- **Your goal**
Count the lines in the entries below that contain the string "legend", and reply with the number alone.

- **Data extract**
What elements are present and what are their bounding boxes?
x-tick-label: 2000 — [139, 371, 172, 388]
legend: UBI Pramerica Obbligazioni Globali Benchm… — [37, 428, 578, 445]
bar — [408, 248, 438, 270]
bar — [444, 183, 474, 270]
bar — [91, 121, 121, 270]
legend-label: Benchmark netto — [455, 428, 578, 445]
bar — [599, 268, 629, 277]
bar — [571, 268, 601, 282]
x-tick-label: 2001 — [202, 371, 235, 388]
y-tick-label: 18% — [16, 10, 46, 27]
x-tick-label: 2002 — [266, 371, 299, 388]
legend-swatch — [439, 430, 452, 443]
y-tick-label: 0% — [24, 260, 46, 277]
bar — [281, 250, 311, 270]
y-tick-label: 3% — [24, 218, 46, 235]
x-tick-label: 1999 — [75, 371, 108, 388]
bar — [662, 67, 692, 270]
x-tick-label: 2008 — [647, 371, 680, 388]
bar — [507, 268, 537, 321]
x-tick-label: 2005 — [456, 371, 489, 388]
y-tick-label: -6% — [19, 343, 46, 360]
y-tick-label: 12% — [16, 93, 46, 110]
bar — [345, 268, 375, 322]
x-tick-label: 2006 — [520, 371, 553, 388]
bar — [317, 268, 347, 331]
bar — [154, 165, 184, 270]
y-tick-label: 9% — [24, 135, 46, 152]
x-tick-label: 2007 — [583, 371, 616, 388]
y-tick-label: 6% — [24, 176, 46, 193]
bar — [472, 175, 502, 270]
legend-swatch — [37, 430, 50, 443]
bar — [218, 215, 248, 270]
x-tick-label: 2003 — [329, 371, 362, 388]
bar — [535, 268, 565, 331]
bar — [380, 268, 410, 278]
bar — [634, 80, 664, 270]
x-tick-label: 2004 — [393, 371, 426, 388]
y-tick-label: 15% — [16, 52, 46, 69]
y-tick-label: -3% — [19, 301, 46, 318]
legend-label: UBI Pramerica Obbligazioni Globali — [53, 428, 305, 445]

- **The completed task**
5